Look for the string "costly" in the lines and copy each line that has it.

━━ Material for this exercise

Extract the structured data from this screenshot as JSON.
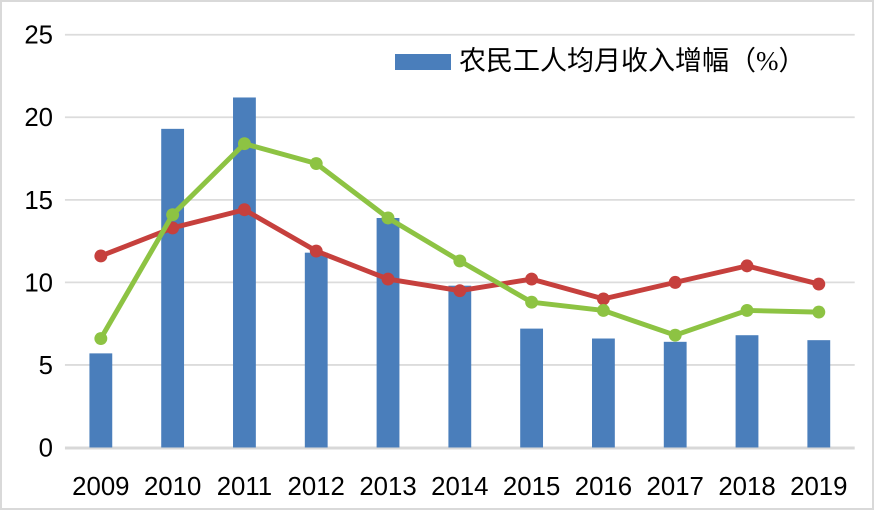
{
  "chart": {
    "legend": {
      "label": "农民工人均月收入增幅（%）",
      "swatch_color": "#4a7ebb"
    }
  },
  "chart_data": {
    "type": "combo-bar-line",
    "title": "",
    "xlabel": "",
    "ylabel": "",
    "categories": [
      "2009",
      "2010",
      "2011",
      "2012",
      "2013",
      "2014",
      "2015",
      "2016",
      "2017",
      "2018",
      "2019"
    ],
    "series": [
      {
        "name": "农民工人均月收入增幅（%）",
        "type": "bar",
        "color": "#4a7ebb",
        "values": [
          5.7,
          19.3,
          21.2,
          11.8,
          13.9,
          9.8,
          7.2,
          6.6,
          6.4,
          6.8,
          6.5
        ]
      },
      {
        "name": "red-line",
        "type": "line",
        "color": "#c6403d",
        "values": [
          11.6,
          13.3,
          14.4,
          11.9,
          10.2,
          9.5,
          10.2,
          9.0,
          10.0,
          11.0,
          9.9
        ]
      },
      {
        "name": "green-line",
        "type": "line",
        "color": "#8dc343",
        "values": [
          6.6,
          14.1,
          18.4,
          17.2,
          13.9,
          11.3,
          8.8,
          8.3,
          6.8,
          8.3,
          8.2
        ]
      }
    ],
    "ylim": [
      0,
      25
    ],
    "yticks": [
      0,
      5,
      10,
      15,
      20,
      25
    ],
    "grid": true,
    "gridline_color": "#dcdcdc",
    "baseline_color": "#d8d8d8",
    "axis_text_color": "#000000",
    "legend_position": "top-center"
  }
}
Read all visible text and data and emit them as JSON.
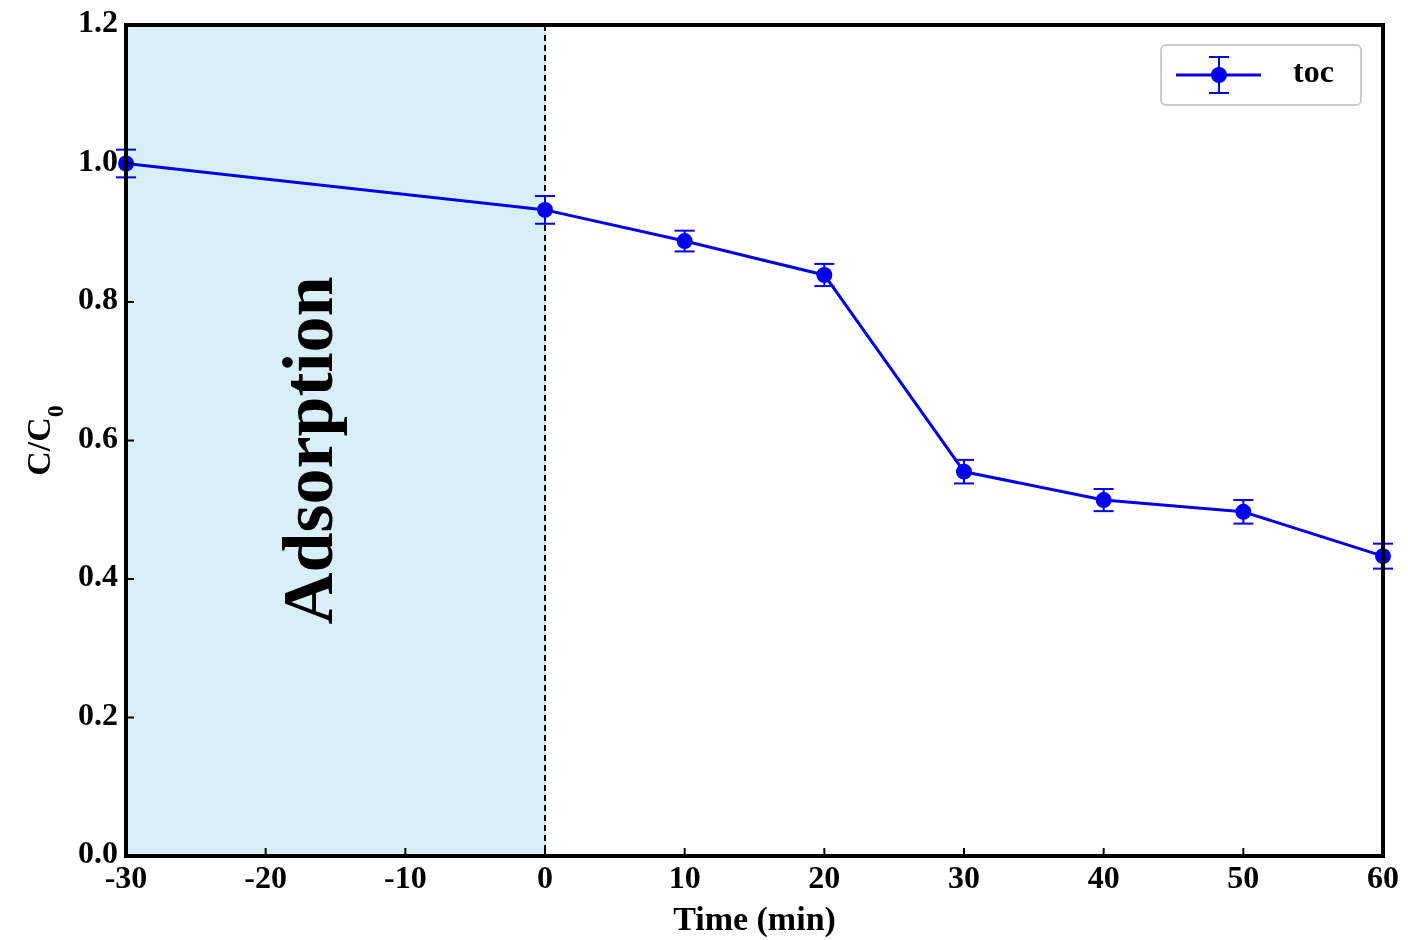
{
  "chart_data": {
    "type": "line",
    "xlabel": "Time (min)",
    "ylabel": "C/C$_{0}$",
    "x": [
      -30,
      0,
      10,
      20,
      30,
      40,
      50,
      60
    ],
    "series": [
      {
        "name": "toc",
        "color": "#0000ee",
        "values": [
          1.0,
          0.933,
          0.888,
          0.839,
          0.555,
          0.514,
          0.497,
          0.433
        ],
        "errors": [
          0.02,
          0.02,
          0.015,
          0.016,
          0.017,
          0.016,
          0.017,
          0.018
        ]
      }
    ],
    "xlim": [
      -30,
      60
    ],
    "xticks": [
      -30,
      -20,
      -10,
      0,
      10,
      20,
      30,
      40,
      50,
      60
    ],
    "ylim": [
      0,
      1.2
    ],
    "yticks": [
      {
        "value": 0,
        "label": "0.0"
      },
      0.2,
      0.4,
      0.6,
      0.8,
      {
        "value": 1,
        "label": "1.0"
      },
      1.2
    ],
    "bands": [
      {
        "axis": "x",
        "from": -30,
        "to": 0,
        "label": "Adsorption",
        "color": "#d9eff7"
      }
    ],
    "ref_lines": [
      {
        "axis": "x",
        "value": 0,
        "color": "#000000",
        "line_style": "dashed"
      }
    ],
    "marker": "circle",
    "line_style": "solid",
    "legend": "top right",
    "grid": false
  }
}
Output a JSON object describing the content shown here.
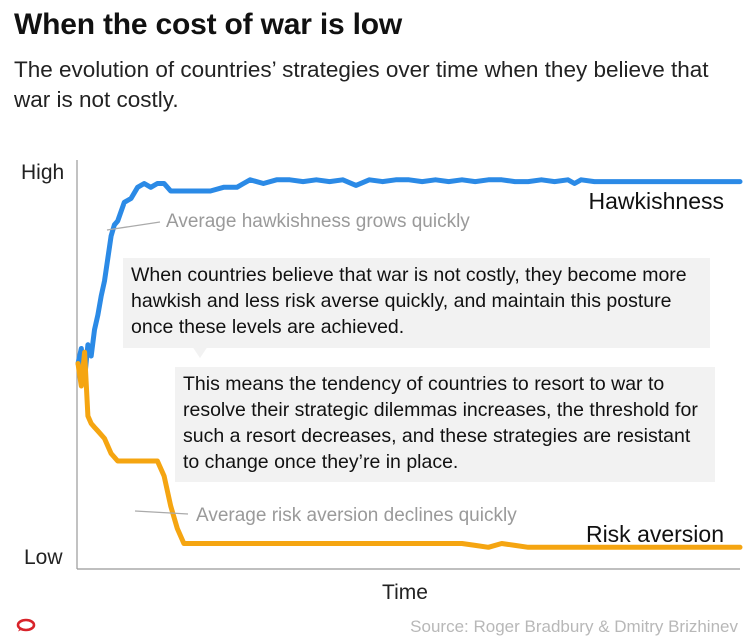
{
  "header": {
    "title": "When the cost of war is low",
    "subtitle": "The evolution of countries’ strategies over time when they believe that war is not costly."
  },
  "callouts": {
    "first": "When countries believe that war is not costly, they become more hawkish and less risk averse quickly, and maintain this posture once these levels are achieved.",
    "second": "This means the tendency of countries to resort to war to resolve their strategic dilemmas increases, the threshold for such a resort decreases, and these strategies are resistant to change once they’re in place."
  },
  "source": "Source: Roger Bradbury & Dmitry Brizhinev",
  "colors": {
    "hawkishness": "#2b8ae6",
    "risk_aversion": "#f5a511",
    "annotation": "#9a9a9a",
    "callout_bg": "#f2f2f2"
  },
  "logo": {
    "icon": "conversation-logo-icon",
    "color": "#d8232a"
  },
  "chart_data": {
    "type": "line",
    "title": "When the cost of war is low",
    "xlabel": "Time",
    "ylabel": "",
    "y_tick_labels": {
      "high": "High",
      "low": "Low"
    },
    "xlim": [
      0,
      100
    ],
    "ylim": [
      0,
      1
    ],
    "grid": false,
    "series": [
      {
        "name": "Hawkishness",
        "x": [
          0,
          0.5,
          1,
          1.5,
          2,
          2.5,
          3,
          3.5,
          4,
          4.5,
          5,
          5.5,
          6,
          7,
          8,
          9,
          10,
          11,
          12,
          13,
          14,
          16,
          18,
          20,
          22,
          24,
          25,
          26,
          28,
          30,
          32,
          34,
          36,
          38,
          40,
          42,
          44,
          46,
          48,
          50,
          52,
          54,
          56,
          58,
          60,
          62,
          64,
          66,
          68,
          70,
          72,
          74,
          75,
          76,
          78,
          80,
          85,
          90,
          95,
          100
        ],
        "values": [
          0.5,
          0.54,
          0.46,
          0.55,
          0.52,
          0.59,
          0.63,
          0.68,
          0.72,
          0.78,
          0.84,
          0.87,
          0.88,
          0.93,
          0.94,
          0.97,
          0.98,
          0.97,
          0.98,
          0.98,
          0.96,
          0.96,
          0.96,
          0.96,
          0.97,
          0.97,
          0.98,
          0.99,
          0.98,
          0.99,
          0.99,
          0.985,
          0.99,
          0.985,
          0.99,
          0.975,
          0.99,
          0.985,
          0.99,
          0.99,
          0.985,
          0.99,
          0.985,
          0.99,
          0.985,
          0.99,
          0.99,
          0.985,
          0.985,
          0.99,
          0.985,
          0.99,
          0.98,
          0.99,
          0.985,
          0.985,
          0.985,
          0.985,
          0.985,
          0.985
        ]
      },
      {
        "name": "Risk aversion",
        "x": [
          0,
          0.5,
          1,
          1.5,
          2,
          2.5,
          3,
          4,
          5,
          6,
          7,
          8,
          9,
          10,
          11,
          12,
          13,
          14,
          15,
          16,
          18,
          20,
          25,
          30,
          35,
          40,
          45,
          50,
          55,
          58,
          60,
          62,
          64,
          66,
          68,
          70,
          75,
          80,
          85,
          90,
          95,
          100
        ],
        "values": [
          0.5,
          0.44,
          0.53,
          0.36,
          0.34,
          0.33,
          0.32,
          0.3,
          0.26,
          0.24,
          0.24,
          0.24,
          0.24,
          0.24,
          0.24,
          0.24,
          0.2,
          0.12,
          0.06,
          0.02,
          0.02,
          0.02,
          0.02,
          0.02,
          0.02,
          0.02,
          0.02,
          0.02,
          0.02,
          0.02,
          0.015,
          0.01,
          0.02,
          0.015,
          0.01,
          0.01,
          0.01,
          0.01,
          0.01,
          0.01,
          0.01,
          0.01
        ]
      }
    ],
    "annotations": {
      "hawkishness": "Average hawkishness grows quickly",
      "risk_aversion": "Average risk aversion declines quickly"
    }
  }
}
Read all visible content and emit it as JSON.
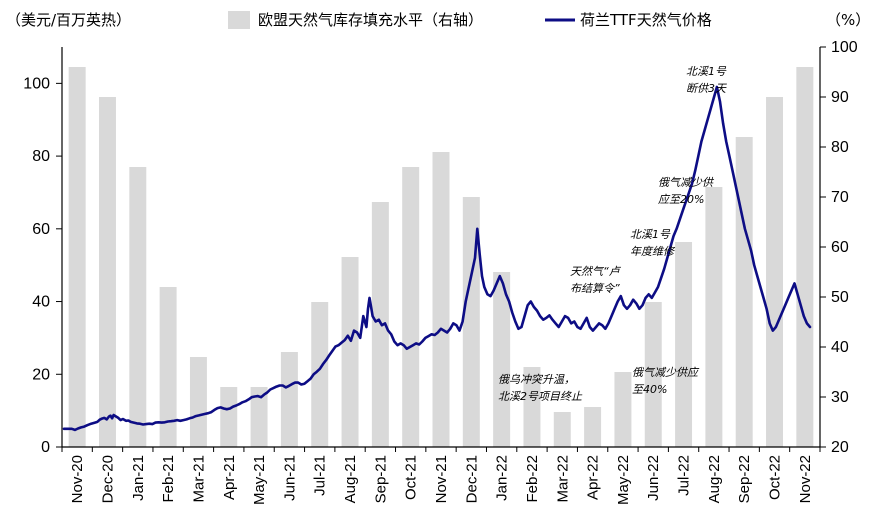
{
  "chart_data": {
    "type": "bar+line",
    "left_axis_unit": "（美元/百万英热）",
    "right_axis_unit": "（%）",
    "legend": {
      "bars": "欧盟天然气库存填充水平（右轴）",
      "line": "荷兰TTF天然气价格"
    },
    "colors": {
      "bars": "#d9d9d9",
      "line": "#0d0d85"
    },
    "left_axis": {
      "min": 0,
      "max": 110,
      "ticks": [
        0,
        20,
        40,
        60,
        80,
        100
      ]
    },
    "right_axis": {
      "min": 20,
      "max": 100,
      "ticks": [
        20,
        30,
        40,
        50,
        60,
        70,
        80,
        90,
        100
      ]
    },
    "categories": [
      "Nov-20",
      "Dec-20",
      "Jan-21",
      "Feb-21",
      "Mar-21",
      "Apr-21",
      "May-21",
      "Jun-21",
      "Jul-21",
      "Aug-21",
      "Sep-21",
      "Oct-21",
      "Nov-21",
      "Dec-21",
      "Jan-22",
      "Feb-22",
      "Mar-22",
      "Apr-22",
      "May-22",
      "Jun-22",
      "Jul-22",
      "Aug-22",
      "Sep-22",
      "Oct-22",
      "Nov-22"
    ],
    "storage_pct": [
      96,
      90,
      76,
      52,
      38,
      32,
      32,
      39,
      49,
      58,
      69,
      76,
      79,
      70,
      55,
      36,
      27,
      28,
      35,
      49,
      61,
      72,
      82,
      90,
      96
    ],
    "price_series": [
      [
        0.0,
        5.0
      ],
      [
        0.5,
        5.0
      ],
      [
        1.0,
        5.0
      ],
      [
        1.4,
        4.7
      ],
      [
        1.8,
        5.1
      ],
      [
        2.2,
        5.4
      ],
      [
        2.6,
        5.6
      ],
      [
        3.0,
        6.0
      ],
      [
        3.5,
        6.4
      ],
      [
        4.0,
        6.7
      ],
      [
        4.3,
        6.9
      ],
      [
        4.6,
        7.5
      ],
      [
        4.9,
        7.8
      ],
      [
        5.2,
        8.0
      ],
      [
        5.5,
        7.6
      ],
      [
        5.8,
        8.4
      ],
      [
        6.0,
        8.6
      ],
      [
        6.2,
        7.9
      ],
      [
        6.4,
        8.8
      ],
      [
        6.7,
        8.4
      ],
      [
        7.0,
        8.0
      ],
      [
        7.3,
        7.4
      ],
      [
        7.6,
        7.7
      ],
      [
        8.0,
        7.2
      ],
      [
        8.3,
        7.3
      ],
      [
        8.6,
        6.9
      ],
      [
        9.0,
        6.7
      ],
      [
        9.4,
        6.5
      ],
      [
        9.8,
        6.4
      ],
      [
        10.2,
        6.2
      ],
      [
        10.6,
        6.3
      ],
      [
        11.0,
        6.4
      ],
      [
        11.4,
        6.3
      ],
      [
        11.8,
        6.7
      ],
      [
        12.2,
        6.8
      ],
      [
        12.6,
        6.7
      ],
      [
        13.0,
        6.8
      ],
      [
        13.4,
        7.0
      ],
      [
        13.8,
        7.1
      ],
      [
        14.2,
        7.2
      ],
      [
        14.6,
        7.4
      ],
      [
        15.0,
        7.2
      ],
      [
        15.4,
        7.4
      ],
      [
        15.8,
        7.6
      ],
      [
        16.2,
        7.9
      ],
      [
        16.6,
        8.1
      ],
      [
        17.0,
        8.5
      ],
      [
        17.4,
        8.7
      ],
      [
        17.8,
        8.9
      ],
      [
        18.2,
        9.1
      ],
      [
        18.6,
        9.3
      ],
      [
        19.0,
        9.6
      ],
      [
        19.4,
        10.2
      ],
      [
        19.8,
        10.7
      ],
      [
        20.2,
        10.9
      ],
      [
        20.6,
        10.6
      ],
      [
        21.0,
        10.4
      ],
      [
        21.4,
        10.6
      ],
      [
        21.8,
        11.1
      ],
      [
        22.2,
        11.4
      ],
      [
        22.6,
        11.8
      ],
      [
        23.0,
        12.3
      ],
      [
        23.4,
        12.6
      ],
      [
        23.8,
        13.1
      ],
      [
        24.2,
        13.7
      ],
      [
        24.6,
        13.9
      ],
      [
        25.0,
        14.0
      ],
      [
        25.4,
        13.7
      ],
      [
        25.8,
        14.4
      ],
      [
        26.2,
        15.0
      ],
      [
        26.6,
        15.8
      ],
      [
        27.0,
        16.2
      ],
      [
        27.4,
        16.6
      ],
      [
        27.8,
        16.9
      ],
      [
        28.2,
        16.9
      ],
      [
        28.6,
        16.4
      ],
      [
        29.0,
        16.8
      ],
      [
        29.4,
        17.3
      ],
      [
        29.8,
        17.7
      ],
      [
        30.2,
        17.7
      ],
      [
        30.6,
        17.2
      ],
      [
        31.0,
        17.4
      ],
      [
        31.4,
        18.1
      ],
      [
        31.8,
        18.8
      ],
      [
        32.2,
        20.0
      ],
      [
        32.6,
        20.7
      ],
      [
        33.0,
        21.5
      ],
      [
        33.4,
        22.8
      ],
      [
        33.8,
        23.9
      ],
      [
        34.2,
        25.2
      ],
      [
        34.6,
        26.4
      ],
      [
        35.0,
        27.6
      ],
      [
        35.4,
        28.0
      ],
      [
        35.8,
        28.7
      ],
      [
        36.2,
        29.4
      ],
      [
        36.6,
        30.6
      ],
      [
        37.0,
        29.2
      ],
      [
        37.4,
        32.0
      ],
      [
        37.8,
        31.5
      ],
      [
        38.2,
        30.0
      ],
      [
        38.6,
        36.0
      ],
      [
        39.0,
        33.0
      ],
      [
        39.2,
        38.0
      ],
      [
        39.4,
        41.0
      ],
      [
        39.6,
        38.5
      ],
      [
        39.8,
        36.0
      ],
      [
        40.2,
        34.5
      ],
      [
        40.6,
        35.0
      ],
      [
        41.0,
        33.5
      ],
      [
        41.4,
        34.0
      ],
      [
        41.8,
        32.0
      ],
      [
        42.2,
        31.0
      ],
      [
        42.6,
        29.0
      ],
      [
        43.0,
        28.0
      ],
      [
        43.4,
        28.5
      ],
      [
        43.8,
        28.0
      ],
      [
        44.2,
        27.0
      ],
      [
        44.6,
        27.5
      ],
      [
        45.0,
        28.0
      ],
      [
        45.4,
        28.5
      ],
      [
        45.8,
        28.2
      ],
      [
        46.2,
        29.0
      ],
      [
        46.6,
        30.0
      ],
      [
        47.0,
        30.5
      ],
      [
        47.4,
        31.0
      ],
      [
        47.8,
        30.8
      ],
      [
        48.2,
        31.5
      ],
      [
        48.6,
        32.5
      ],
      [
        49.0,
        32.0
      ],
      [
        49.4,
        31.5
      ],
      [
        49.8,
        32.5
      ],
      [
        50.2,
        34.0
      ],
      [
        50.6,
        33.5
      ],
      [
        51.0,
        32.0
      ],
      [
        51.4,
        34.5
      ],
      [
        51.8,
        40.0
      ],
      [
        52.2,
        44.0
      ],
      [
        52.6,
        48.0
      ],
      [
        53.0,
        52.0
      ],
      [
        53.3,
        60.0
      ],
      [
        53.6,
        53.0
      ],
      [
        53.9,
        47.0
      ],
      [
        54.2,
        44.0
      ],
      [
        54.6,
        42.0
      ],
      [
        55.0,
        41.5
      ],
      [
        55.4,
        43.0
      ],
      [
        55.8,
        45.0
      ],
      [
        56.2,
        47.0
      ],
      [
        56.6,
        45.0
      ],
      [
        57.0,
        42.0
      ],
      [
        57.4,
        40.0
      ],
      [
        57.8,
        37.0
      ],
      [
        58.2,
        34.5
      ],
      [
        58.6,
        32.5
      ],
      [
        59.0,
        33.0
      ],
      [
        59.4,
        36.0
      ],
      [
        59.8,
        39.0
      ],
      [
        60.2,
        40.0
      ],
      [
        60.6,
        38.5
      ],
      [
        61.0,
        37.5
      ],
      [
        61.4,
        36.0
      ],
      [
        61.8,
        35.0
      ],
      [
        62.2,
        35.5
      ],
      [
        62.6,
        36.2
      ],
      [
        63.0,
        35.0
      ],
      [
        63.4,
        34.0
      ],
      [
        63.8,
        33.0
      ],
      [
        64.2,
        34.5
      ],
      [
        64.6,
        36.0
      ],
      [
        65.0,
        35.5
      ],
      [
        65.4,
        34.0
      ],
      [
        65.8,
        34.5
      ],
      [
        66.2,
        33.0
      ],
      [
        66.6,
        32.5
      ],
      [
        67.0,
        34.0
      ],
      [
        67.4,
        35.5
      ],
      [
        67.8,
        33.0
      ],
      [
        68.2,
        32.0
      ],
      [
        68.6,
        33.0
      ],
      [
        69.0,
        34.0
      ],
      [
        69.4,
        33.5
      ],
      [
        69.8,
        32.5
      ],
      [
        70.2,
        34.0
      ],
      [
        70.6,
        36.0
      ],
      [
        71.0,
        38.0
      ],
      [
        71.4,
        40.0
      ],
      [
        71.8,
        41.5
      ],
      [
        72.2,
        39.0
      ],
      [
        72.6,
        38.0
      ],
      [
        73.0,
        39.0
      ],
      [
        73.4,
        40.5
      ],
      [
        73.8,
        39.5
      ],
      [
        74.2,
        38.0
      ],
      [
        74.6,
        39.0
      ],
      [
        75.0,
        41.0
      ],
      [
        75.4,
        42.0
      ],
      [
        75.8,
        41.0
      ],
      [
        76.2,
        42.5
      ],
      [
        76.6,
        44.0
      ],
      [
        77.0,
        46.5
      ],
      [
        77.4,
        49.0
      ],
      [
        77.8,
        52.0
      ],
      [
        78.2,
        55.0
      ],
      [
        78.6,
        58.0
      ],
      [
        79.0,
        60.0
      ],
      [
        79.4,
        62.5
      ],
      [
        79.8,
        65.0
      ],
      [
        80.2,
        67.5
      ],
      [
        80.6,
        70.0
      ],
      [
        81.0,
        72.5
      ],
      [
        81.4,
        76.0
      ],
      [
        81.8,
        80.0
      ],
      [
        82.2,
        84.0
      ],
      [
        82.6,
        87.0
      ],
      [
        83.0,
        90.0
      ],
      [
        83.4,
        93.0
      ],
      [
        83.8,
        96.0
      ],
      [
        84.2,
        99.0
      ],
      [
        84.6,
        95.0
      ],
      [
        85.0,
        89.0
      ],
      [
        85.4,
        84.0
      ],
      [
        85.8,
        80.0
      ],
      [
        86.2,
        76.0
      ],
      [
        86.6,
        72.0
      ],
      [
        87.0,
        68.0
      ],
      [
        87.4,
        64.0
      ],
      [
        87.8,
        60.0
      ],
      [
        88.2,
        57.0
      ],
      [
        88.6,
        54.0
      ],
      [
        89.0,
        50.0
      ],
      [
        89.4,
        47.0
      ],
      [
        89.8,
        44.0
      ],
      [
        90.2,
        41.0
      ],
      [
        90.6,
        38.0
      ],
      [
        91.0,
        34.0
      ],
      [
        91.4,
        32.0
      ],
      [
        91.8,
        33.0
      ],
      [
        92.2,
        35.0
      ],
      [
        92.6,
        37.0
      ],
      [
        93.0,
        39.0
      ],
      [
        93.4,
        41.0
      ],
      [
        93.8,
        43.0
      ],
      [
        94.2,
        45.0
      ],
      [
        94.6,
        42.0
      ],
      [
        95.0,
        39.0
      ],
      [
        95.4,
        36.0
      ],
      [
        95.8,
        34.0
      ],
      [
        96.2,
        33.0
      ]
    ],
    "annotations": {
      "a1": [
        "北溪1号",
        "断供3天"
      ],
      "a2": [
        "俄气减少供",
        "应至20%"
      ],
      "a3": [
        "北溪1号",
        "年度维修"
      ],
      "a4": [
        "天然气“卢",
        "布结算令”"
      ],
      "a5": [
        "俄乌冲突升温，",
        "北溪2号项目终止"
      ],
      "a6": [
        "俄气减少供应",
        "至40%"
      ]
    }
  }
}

━━━━

__Worked answer__.
    "subtitle": "The evolution of countries’ strategies over time when they believe that war is not costly."
    "first": "When countries believe that war is not costly, they become more hawkish and less risk averse quickly, and maintain this posture once these levels are achieved.",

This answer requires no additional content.